● **Stated exercise**: Reproduce the data below word for word, from its first line through the line containing "gauge-tick xyxy=(255,67,261,82)", including both of those lines.

● **Extracted data**:
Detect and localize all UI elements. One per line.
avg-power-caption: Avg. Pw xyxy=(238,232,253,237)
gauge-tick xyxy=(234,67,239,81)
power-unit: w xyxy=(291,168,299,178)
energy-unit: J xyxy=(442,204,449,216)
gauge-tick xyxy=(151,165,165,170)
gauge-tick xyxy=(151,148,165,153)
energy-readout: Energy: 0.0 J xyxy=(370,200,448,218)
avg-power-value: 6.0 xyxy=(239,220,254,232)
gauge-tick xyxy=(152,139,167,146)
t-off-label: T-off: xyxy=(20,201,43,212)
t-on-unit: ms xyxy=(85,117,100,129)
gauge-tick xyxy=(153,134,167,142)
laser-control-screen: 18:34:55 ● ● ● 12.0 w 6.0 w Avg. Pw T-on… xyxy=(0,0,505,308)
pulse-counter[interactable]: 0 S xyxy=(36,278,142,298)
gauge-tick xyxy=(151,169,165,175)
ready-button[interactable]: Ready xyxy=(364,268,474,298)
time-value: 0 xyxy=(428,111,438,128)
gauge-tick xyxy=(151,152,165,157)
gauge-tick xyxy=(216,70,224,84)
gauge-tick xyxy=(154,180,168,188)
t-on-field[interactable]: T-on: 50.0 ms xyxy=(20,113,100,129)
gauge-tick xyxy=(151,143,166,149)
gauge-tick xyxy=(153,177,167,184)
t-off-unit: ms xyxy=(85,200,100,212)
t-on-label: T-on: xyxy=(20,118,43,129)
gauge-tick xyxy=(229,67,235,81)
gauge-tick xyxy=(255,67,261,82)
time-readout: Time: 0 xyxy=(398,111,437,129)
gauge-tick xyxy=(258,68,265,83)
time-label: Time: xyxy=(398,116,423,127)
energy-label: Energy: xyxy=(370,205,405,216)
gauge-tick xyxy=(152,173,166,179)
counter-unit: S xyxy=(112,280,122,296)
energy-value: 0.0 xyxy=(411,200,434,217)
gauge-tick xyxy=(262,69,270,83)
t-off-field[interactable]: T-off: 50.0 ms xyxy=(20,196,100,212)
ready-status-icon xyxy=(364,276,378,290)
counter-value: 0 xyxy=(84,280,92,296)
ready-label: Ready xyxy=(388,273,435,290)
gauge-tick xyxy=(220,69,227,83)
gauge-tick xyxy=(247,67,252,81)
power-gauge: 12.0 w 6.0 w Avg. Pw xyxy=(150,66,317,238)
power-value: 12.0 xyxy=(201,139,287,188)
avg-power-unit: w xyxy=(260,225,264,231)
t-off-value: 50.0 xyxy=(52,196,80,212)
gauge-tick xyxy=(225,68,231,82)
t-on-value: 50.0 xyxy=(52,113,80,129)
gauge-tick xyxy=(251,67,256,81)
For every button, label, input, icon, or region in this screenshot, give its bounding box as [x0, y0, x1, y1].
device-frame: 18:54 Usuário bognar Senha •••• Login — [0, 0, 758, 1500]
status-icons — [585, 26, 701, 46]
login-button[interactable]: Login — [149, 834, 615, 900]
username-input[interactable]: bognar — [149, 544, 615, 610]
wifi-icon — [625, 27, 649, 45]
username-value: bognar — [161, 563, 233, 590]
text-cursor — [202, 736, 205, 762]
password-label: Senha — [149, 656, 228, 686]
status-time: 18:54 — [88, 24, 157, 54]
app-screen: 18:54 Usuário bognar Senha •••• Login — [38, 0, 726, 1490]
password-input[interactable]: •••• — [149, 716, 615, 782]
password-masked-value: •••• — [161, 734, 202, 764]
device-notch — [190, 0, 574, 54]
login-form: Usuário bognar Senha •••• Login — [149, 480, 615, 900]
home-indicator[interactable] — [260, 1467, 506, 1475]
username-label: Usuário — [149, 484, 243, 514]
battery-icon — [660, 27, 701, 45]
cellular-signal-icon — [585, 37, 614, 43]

● **Solution for this task**:
Detect and localize all UI elements. One per line.
avg-power-caption: Avg. Pw xyxy=(238,232,253,237)
gauge-tick xyxy=(234,67,239,81)
power-unit: w xyxy=(291,168,299,178)
energy-unit: J xyxy=(442,204,449,216)
gauge-tick xyxy=(151,165,165,170)
gauge-tick xyxy=(151,148,165,153)
energy-readout: Energy: 0.0 J xyxy=(370,200,448,218)
avg-power-value: 6.0 xyxy=(239,220,254,232)
gauge-tick xyxy=(152,139,167,146)
t-off-label: T-off: xyxy=(20,201,43,212)
t-on-unit: ms xyxy=(85,117,100,129)
gauge-tick xyxy=(153,134,167,142)
laser-control-screen: 18:34:55 ● ● ● 12.0 w 6.0 w Avg. Pw T-on… xyxy=(0,0,505,308)
pulse-counter[interactable]: 0 S xyxy=(36,278,142,298)
gauge-tick xyxy=(151,169,165,175)
ready-button[interactable]: Ready xyxy=(364,268,474,298)
time-value: 0 xyxy=(428,111,438,128)
gauge-tick xyxy=(151,152,165,157)
gauge-tick xyxy=(216,70,224,84)
gauge-tick xyxy=(154,180,168,188)
t-on-field[interactable]: T-on: 50.0 ms xyxy=(20,113,100,129)
gauge-tick xyxy=(151,143,166,149)
gauge-tick xyxy=(153,177,167,184)
t-off-unit: ms xyxy=(85,200,100,212)
t-on-label: T-on: xyxy=(20,118,43,129)
gauge-tick xyxy=(229,67,235,81)
gauge-tick xyxy=(255,67,261,82)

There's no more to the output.